Write out each entry again. Keep every word exactly as it is.

● **Data records**
= = = = =

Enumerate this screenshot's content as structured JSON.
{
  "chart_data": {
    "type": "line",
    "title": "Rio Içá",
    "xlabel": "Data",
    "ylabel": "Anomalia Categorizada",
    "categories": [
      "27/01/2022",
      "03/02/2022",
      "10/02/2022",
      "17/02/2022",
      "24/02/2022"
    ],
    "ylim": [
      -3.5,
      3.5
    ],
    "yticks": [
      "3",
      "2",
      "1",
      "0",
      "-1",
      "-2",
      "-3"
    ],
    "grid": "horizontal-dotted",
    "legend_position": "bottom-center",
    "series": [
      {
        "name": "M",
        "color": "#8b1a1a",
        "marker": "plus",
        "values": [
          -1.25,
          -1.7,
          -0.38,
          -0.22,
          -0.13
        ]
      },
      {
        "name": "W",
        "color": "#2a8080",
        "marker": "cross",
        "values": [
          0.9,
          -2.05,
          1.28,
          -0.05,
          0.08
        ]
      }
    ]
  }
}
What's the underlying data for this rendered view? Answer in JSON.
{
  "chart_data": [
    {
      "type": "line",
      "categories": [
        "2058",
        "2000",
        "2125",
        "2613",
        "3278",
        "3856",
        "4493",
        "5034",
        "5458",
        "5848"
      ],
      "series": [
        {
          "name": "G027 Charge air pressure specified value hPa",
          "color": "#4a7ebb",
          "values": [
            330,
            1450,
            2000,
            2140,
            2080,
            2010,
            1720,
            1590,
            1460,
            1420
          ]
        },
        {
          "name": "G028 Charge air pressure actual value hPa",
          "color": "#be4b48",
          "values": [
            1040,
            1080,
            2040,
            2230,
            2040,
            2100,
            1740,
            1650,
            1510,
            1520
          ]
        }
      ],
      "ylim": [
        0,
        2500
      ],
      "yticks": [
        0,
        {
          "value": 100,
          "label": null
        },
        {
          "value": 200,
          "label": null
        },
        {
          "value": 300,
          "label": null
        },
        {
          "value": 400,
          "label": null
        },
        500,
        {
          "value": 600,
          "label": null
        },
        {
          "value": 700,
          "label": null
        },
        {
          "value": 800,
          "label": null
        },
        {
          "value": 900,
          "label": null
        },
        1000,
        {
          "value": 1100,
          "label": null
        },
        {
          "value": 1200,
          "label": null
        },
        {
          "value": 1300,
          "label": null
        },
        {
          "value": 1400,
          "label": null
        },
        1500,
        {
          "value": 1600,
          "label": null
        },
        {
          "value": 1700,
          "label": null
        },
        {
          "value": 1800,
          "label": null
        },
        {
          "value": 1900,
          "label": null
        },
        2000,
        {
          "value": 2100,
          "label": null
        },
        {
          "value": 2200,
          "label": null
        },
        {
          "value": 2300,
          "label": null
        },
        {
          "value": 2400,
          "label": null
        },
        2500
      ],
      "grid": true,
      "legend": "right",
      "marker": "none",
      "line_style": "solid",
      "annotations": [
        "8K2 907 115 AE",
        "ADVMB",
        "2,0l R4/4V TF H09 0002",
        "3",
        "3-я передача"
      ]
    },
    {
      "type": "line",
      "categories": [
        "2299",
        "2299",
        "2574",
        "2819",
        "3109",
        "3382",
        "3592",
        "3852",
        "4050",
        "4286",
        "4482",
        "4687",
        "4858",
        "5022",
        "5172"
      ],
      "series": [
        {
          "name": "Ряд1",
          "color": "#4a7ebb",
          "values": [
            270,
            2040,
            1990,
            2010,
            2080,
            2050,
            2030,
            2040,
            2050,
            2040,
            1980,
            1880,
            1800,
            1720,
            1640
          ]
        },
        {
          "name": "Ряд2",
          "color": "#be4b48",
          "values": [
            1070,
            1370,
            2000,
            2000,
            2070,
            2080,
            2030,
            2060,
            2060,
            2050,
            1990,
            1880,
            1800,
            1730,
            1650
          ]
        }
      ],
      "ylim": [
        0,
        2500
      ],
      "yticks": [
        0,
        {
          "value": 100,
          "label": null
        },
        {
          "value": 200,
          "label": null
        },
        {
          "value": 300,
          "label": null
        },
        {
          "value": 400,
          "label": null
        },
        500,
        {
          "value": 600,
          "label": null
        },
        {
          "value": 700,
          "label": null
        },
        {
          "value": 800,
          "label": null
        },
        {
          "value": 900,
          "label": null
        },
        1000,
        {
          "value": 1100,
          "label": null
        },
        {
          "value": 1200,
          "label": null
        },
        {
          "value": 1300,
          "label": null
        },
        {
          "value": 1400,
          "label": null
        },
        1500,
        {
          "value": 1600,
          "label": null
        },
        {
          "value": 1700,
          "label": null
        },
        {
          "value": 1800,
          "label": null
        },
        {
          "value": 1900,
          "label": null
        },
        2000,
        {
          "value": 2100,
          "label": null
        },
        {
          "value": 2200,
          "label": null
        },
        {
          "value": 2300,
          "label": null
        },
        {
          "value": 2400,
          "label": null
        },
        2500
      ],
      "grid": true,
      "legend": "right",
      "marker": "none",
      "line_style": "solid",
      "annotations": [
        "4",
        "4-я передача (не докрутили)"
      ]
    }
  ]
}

= = = = =

● **Output**
Enumerate this screenshot's content as structured JSON.
{
  "chart_data": {
    "type": "line",
    "title": "Rio Içá",
    "xlabel": "Data",
    "ylabel": "Anomalia Categorizada",
    "categories": [
      "27/01/2022",
      "03/02/2022",
      "10/02/2022",
      "17/02/2022",
      "24/02/2022"
    ],
    "ylim": [
      -3.5,
      3.5
    ],
    "yticks": [
      "3",
      "2",
      "1",
      "0",
      "-1",
      "-2",
      "-3"
    ],
    "grid": "horizontal-dotted",
    "legend_position": "bottom-center",
    "series": [
      {
        "name": "M",
        "color": "#8b1a1a",
        "marker": "plus",
        "values": [
          -1.25,
          -1.7,
          -0.38,
          -0.22,
          -0.13
        ]
      },
      {
        "name": "W",
        "color": "#2a8080",
        "marker": "cross",
        "values": [
          0.9,
          -2.05,
          1.28,
          -0.05,
          0.08
        ]
      }
    ]
  }
}
What's the underlying data for this rendered view? Answer in JSON.
{
  "chart_data": [
    {
      "type": "line",
      "categories": [
        "2058",
        "2000",
        "2125",
        "2613",
        "3278",
        "3856",
        "4493",
        "5034",
        "5458",
        "5848"
      ],
      "series": [
        {
          "name": "G027 Charge air pressure specified value hPa",
          "color": "#4a7ebb",
          "values": [
            330,
            1450,
            2000,
            2140,
            2080,
            2010,
            1720,
            1590,
            1460,
            1420
          ]
        },
        {
          "name": "G028 Charge air pressure actual value hPa",
          "color": "#be4b48",
          "values": [
            1040,
            1080,
            2040,
            2230,
            2040,
            2100,
            1740,
            1650,
            1510,
            1520
          ]
        }
      ],
      "ylim": [
        0,
        2500
      ],
      "yticks": [
        0,
        {
          "value": 100,
          "label": null
        },
        {
          "value": 200,
          "label": null
        },
        {
          "value": 300,
          "label": null
        },
        {
          "value": 400,
          "label": null
        },
        500,
        {
          "value": 600,
          "label": null
        },
        {
          "value": 700,
          "label": null
        },
        {
          "value": 800,
          "label": null
        },
        {
          "value": 900,
          "label": null
        },
        1000,
        {
          "value": 1100,
          "label": null
        },
        {
          "value": 1200,
          "label": null
        },
        {
          "value": 1300,
          "label": null
        },
        {
          "value": 1400,
          "label": null
        },
        1500,
        {
          "value": 1600,
          "label": null
        },
        {
          "value": 1700,
          "label": null
        },
        {
          "value": 1800,
          "label": null
        },
        {
          "value": 1900,
          "label": null
        },
        2000,
        {
          "value": 2100,
          "label": null
        },
        {
          "value": 2200,
          "label": null
        },
        {
          "value": 2300,
          "label": null
        },
        {
          "value": 2400,
          "label": null
        },
        2500
      ],
      "grid": true,
      "legend": "right",
      "marker": "none",
      "line_style": "solid",
      "annotations": [
        "8K2 907 115 AE",
        "ADVMB",
        "2,0l R4/4V TF H09 0002",
        "3",
        "3-я передача"
      ]
    },
    {
      "type": "line",
      "categories": [
        "2299",
        "2299",
        "2574",
        "2819",
        "3109",
        "3382",
        "3592",
        "3852",
        "4050",
        "4286",
        "4482",
        "4687",
        "4858",
        "5022",
        "5172"
      ],
      "series": [
        {
          "name": "Ряд1",
          "color": "#4a7ebb",
          "values": [
            270,
            2040,
            1990,
            2010,
            2080,
            2050,
            2030,
            2040,
            2050,
            2040,
            1980,
            1880,
            1800,
            1720,
            1640
          ]
        },
        {
          "name": "Ряд2",
          "color": "#be4b48",
          "values": [
            1070,
            1370,
            2000,
            2000,
            2070,
            2080,
            2030,
            2060,
            2060,
            2050,
            1990,
            1880,
            1800,
            1730,
            1650
          ]
        }
      ],
      "ylim": [
        0,
        2500
      ],
      "yticks": [
        0,
        {
          "value": 100,
          "label": null
        },
        {
          "value": 200,
          "label": null
        },
        {
          "value": 300,
          "label": null
        },
        {
          "value": 400,
          "label": null
        },
        500,
        {
          "value": 600,
          "label": null
        },
        {
          "value": 700,
          "label": null
        },
        {
          "value": 800,
          "label": null
        },
        {
          "value": 900,
          "label": null
        },
        1000,
        {
          "value": 1100,
          "label": null
        },
        {
          "value": 1200,
          "label": null
        },
        {
          "value": 1300,
          "label": null
        },
        {
          "value": 1400,
          "label": null
        },
        1500,
        {
          "value": 1600,
          "label": null
        },
        {
          "value": 1700,
          "label": null
        },
        {
          "value": 1800,
          "label": null
        },
        {
          "value": 1900,
          "label": null
        },
        2000,
        {
          "value": 2100,
          "label": null
        },
        {
          "value": 2200,
          "label": null
        },
        {
          "value": 2300,
          "label": null
        },
        {
          "value": 2400,
          "label": null
        },
        2500
      ],
      "grid": true,
      "legend": "right",
      "marker": "none",
      "line_style": "solid",
      "annotations": [
        "4",
        "4-я передача (не докрутили)"
      ]
    }
  ]
}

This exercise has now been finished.